REQUIREMENT:
Find every line of the listing below where "terms" appears, and copy it.

- - -

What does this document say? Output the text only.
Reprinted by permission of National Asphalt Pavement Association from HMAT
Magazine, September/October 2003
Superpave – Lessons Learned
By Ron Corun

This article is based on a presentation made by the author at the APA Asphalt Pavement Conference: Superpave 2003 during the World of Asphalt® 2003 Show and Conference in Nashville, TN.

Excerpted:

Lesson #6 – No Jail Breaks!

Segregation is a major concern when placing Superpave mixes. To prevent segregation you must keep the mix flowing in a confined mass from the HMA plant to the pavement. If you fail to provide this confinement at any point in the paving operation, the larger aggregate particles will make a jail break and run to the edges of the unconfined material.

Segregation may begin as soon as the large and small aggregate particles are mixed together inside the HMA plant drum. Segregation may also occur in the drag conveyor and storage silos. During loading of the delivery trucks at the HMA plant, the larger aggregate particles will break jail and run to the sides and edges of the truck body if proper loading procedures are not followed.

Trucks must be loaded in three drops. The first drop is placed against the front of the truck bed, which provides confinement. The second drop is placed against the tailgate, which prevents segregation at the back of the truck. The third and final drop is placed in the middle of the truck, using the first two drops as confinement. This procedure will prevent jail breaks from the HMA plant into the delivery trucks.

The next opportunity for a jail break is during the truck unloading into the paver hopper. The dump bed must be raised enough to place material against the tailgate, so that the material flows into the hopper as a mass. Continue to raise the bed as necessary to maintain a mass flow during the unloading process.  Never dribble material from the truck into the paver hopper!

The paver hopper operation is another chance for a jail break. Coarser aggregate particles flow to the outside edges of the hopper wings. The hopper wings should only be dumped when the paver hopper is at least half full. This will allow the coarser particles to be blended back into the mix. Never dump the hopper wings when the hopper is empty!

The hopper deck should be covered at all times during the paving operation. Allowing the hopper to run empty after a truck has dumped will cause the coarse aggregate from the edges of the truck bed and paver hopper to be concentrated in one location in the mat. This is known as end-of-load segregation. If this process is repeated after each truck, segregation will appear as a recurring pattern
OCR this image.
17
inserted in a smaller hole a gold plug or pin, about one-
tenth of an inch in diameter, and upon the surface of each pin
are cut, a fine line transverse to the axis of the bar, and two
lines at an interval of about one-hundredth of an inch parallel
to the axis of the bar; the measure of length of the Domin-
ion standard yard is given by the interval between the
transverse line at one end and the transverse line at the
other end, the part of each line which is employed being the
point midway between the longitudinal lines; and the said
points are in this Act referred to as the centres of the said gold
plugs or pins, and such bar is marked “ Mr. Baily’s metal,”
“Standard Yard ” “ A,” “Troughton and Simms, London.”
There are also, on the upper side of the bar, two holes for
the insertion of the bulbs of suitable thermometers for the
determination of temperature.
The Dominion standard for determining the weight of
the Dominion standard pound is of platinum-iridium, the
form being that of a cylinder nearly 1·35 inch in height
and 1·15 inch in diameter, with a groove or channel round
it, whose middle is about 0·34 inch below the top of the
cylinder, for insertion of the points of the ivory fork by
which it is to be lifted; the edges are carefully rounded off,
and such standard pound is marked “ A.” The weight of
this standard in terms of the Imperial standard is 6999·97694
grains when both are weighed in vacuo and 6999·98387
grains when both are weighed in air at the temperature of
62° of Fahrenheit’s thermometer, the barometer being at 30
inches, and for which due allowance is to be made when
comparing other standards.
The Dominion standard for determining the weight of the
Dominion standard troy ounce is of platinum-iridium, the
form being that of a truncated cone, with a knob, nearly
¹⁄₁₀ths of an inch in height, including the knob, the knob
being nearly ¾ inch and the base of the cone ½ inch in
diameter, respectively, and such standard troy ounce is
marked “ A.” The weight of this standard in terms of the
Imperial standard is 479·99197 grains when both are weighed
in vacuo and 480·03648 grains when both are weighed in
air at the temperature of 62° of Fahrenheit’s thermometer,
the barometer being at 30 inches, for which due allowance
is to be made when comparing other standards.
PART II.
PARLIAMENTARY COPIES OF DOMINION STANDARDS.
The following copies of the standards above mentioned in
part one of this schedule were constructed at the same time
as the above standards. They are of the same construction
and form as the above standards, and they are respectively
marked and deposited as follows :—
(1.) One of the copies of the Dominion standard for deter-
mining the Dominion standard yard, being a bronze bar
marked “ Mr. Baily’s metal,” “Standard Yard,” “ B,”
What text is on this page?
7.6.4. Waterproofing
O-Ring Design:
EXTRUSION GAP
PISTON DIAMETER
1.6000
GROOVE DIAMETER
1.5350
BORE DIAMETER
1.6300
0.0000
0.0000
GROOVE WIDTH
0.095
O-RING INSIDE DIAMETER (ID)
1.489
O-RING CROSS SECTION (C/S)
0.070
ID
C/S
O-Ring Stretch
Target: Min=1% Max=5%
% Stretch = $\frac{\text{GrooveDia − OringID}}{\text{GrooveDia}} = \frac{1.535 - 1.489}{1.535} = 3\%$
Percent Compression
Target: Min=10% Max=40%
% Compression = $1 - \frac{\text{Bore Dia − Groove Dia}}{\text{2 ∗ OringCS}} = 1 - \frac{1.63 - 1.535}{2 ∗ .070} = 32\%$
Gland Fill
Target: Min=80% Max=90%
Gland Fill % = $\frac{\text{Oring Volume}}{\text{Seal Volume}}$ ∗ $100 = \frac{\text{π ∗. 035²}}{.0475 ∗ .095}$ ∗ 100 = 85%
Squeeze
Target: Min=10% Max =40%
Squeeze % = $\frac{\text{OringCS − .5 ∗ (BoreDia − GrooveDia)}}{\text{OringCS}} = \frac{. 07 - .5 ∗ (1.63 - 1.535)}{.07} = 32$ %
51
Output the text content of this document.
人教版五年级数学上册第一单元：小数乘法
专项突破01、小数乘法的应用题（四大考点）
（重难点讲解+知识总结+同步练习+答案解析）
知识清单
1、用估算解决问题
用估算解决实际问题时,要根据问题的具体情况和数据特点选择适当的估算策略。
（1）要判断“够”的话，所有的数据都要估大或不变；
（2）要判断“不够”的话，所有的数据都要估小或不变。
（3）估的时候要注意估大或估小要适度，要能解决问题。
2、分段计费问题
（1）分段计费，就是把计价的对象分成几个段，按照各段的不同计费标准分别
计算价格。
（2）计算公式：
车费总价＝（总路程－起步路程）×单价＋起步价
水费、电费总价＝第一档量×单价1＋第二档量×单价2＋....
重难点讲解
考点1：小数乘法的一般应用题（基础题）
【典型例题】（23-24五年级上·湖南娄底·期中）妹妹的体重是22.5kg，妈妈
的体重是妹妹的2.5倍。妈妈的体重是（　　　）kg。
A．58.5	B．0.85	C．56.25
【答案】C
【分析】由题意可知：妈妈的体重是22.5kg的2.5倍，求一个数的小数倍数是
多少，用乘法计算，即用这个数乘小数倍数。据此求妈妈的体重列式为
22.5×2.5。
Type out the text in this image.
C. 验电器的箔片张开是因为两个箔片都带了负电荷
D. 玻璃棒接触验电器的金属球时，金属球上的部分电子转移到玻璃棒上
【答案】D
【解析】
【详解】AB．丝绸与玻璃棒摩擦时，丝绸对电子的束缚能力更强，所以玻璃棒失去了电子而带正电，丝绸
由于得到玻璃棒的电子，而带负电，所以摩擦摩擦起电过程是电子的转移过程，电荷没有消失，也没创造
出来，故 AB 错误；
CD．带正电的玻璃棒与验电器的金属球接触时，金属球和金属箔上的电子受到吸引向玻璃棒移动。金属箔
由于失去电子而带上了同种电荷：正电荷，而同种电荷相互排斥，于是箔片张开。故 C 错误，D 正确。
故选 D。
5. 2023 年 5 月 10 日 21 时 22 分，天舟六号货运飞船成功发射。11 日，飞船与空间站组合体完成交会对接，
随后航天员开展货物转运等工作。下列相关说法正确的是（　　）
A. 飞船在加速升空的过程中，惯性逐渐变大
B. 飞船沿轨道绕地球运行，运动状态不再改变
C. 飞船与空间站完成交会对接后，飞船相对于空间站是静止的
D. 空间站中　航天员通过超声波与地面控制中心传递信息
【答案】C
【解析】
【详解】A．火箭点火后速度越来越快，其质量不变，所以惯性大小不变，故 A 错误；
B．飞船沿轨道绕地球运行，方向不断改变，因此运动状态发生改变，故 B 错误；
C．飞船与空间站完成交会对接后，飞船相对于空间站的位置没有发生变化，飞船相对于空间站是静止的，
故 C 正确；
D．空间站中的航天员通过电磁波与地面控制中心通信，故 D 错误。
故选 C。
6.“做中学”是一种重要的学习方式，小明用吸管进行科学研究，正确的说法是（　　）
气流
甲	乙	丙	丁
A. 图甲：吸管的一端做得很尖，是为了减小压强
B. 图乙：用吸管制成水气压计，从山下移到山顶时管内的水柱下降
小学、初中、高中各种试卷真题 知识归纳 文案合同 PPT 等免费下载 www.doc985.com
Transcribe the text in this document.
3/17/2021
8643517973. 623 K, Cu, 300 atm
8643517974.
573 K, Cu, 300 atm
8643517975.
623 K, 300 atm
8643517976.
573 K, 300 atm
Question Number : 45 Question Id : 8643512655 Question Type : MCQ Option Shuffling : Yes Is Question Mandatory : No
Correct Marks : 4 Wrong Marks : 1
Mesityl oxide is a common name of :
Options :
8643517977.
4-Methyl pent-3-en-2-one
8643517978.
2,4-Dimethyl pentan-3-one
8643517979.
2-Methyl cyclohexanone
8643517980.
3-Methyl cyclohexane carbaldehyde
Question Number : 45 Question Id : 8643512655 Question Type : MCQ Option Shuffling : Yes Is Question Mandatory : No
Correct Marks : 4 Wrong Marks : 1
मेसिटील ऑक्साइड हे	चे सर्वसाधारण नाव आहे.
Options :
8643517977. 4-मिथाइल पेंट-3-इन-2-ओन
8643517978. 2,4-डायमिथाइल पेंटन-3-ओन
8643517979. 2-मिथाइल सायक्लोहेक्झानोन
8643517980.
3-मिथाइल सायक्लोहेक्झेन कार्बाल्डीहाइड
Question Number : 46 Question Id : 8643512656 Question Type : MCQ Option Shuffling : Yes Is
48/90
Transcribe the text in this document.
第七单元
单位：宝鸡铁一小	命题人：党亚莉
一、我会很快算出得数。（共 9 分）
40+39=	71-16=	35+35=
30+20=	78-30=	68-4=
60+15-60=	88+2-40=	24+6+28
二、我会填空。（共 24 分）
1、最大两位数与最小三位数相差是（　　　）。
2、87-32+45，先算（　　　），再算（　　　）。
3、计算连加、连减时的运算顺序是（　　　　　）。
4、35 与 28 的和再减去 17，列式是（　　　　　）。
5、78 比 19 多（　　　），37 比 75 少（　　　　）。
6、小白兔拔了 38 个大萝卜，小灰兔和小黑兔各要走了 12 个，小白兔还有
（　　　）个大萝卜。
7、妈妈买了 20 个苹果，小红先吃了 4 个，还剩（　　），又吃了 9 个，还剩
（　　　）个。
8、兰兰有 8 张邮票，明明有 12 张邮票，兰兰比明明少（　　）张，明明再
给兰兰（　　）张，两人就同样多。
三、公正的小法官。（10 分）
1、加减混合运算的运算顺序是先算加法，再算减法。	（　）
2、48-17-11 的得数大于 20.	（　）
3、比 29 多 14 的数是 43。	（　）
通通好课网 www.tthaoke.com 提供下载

- - -

OUTPUT OF THE EXERCISE:
this standard in terms of the Imperial standard is 6999·97694
marked “ A.” The weight of this standard in terms of the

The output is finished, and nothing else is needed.